> EXCERPTED DATA

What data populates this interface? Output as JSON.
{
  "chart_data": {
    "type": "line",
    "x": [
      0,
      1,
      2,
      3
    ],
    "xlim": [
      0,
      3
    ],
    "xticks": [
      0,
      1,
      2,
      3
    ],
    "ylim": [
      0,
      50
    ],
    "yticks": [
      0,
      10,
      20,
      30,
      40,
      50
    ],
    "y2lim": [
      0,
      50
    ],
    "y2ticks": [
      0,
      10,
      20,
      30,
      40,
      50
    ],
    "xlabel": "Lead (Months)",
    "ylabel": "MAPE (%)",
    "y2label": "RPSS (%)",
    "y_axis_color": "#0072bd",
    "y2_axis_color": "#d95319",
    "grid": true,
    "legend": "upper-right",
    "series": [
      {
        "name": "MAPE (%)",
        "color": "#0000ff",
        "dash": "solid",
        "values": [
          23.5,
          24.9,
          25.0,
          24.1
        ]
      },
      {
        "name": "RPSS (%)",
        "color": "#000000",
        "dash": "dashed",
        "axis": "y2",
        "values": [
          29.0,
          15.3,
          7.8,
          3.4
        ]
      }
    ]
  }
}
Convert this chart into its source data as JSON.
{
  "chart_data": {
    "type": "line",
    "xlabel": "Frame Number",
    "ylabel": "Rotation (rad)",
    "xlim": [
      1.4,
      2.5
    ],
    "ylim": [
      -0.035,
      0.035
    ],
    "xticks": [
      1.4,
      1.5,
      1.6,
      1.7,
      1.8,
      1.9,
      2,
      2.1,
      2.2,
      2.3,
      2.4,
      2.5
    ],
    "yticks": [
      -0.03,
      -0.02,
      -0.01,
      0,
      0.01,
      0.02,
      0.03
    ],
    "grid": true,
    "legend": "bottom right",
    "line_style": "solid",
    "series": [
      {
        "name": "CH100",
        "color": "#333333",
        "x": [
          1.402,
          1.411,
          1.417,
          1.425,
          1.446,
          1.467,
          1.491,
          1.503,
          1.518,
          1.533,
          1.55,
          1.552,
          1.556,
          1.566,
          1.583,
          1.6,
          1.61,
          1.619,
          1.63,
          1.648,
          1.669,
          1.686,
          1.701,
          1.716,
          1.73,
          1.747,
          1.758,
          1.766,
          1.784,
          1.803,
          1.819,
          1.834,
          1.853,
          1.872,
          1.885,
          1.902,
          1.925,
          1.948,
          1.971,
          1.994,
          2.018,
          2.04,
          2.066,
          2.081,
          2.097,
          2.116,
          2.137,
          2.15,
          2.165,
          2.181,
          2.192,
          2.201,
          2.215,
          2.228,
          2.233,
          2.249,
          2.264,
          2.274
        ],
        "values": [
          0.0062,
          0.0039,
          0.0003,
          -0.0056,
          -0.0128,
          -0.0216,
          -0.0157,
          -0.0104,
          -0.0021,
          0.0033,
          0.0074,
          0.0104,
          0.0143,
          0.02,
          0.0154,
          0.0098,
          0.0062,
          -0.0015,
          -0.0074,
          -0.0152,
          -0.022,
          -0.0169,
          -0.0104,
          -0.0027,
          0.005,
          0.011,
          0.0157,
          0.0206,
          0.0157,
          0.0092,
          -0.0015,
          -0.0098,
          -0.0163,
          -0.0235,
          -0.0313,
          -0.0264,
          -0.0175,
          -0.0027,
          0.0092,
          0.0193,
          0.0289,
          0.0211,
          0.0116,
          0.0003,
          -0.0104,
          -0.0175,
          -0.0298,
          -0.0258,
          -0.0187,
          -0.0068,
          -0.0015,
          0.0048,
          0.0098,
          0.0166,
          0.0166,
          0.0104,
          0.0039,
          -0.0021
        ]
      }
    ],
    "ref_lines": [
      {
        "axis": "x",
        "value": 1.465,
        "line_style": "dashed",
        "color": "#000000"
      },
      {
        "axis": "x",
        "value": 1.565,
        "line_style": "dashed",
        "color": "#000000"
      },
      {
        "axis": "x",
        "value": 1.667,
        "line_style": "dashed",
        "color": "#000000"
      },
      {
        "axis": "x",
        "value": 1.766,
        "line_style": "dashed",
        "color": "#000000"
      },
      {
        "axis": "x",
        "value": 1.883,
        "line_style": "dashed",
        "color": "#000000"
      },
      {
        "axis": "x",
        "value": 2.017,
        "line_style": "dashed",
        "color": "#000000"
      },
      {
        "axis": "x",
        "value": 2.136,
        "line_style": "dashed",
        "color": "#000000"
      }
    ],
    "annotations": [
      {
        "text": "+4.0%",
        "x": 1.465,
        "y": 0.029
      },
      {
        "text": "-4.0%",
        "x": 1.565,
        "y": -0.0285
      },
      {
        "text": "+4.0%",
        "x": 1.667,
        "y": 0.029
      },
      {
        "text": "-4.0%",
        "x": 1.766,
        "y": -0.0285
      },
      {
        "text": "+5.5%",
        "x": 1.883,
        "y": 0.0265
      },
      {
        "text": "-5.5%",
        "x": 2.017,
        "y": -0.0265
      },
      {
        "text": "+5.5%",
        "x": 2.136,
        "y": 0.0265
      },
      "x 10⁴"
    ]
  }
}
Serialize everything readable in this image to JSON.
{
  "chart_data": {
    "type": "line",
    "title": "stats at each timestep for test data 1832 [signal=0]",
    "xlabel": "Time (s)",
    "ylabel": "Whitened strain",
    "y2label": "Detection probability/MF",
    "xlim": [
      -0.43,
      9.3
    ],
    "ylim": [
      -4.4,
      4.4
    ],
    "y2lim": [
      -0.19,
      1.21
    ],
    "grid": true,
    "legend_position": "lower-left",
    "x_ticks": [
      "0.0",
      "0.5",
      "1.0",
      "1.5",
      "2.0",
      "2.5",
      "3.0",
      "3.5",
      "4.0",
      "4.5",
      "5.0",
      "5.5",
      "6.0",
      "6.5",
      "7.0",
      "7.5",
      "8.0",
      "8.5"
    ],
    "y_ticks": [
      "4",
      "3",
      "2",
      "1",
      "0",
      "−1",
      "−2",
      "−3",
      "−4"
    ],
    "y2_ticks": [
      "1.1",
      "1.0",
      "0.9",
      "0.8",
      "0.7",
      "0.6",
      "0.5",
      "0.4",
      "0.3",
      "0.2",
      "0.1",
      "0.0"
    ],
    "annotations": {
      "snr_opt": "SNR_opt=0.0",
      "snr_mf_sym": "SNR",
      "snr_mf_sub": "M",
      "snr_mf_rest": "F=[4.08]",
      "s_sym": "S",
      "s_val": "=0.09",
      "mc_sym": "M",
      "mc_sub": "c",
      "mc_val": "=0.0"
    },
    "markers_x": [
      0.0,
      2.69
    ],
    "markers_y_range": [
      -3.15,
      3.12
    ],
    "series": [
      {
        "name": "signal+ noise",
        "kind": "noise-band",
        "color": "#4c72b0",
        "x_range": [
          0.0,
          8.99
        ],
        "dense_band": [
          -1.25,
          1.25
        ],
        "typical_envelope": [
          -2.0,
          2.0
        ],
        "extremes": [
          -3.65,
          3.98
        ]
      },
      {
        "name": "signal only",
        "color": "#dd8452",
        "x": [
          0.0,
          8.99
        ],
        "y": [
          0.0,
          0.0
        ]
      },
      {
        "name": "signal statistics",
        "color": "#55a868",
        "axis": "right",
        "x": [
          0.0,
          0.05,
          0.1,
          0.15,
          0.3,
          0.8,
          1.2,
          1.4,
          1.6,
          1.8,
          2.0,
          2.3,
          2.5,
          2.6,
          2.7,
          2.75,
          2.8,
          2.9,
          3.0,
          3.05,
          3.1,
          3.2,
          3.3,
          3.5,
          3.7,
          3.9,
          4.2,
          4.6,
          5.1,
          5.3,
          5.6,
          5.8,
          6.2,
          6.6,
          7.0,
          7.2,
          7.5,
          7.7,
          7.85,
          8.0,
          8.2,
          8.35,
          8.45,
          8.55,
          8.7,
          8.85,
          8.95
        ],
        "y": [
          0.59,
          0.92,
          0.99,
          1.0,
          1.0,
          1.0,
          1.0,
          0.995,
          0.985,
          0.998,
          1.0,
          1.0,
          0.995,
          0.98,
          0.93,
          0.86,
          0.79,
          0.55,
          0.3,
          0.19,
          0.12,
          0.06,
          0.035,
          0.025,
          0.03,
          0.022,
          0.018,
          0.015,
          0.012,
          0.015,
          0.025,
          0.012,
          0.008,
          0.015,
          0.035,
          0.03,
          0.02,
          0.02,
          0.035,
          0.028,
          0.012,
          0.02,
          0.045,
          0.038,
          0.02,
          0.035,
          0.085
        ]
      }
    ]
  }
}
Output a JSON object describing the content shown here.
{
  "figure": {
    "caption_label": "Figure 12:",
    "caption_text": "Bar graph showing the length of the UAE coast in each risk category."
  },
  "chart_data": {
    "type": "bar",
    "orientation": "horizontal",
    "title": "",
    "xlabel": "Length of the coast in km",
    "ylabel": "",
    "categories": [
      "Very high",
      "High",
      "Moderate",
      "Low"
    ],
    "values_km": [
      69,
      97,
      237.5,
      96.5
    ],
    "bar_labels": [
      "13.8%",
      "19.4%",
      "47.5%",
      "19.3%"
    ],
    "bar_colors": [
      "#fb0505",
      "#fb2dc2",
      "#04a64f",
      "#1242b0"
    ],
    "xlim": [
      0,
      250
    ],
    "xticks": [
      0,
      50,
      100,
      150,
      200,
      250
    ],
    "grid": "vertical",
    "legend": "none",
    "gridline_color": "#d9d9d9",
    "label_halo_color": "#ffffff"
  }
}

> EXERCISE BRIEF
In the records above, how many lines include "ylabel"? Give that number and nothing more.

> TASK ANSWER
4